**PROVIDED RECORDS:**
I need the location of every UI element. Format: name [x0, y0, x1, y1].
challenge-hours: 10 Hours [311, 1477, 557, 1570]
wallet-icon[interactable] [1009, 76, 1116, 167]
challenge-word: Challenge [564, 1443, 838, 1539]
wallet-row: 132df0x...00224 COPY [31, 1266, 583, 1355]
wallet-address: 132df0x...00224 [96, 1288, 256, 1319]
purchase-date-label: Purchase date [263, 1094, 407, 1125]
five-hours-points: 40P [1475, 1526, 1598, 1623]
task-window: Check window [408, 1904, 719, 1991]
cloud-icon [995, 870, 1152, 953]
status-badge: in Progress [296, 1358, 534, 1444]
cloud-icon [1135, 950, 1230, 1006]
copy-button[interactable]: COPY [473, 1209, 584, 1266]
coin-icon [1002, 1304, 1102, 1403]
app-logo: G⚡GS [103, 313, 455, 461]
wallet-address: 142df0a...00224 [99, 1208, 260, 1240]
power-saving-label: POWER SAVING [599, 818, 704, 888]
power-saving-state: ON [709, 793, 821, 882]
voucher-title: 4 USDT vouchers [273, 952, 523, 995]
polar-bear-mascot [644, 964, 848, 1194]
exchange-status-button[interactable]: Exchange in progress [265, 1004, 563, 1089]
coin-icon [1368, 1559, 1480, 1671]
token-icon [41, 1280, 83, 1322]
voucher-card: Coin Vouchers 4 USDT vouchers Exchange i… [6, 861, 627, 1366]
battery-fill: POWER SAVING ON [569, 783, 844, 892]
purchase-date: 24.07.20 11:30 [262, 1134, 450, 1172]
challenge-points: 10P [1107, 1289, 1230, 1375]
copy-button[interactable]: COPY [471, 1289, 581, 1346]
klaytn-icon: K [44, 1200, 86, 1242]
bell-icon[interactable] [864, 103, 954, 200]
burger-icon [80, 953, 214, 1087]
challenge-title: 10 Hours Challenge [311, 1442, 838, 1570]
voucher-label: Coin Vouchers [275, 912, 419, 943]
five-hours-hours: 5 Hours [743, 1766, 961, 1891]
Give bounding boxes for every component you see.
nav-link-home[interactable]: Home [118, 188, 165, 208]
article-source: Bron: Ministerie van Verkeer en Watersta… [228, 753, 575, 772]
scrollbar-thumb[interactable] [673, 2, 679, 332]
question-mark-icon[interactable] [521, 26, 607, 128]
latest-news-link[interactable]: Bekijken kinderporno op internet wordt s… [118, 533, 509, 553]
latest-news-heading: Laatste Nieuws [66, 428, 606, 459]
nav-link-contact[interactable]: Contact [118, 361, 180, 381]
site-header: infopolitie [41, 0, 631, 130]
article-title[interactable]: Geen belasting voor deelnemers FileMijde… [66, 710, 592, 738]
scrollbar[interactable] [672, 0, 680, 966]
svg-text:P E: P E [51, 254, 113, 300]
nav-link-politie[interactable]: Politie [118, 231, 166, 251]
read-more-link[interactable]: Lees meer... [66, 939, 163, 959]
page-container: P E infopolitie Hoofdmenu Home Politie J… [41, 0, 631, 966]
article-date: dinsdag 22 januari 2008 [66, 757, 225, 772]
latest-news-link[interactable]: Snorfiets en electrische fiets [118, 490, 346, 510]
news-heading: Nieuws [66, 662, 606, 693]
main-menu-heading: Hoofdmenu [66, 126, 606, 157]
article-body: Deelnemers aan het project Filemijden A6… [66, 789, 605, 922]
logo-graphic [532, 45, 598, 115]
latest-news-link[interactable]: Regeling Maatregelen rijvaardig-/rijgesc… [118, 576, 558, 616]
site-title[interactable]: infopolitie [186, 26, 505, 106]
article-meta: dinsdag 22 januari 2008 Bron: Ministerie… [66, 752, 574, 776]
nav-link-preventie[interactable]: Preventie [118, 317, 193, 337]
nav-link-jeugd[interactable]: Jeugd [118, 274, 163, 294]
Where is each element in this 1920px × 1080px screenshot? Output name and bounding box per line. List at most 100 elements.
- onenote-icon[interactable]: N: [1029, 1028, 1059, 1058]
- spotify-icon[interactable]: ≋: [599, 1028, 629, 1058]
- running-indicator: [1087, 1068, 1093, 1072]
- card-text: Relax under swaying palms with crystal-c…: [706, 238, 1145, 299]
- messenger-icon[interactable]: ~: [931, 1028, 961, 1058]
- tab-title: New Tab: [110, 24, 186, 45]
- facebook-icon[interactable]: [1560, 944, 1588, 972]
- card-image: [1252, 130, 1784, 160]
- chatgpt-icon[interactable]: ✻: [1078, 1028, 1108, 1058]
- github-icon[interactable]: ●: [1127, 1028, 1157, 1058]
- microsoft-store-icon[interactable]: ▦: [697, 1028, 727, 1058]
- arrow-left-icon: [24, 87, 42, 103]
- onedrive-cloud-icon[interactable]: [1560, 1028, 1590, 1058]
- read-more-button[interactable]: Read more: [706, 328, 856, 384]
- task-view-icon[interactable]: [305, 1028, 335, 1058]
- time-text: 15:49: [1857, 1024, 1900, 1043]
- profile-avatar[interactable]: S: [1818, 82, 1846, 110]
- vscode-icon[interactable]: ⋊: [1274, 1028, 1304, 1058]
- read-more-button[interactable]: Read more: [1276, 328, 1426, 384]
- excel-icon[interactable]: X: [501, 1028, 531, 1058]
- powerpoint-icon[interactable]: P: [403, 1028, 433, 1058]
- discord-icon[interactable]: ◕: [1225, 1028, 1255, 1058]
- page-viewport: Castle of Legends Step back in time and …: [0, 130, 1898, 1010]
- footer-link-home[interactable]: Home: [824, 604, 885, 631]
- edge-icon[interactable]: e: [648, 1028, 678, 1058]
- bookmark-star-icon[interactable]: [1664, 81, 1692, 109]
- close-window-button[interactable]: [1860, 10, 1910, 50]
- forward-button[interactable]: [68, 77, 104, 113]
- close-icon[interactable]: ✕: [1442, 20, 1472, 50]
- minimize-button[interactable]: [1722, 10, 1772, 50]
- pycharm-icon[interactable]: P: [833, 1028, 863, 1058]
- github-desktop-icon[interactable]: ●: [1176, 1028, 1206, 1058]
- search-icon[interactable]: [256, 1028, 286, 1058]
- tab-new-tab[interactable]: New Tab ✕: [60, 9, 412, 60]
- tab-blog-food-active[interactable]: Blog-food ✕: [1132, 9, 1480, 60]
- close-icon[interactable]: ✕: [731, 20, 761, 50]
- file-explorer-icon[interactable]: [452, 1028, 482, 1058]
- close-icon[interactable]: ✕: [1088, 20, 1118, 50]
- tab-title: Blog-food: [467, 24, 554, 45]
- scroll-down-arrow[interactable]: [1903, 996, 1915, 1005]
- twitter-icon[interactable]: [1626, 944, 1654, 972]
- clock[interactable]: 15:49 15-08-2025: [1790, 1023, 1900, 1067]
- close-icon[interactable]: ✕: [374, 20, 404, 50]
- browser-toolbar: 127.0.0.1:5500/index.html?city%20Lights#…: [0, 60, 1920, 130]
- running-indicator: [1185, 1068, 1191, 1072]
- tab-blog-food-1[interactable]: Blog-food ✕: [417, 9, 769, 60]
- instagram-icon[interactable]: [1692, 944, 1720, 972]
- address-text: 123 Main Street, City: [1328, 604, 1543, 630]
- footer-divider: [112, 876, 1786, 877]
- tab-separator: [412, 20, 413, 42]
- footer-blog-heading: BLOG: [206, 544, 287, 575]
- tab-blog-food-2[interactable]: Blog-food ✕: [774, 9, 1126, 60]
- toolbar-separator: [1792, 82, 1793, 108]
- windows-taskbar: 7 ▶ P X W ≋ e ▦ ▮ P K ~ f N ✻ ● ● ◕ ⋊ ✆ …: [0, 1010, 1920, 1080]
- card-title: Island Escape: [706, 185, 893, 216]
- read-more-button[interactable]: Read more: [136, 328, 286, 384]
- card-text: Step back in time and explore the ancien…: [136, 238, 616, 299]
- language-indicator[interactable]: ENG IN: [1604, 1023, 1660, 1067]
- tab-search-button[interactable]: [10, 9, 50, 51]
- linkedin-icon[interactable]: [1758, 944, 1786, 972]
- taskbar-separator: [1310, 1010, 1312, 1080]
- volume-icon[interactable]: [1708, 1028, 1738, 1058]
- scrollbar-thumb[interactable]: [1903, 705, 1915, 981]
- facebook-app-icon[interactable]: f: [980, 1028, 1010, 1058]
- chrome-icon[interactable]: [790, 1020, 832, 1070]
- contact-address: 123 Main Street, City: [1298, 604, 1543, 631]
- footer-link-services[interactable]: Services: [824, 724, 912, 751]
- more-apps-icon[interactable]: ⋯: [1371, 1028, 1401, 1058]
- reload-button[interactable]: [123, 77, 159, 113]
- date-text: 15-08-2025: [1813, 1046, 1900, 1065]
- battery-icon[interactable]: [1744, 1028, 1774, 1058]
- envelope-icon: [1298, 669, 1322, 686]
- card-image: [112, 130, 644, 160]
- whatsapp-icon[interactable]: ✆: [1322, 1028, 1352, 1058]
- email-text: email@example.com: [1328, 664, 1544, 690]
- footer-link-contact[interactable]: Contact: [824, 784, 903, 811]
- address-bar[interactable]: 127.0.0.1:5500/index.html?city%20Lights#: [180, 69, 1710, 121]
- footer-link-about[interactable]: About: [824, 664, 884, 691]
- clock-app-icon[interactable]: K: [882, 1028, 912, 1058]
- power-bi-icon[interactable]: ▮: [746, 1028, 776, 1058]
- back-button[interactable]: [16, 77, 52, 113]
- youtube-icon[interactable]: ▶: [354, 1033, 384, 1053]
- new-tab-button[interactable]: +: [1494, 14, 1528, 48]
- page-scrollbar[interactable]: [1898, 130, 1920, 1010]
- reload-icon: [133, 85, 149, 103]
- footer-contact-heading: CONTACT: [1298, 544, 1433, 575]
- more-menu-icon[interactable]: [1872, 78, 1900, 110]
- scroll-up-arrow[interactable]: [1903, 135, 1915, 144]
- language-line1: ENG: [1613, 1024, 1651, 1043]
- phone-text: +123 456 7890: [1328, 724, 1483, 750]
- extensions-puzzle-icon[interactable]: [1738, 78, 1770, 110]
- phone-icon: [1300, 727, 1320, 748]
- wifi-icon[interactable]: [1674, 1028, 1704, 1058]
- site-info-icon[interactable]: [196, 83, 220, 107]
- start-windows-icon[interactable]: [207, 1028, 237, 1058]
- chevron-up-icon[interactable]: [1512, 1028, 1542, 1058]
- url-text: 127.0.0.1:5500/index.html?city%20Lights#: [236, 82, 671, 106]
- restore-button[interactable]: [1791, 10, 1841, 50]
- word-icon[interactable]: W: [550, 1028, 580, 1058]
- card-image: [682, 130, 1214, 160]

**WHAT NEEDS TO BE DONE:** Recast the listing, from its first line through the line containing "task-window: Check window" inclusive, as a Markdown table with columns Row and Line. Give each line a row number and leave out blank lines.

**WRITTEN ANSWER:**
| Row | Line |
|---|---|
| 1 | I need the location of every UI element. Format: name [x0, y0, x1, y1]. |
| 2 | challenge-hours: 10 Hours [311, 1477, 557, 1570] |
| 3 | wallet-icon[interactable] [1009, 76, 1116, 167] |
| 4 | challenge-word: Challenge [564, 1443, 838, 1539] |
| 5 | wallet-row: 132df0x...00224 COPY [31, 1266, 583, 1355] |
| 6 | wallet-address: 132df0x...00224 [96, 1288, 256, 1319] |
| 7 | purchase-date-label: Purchase date [263, 1094, 407, 1125] |
| 8 | five-hours-points: 40P [1475, 1526, 1598, 1623] |
| 9 | task-window: Check window [408, 1904, 719, 1991] |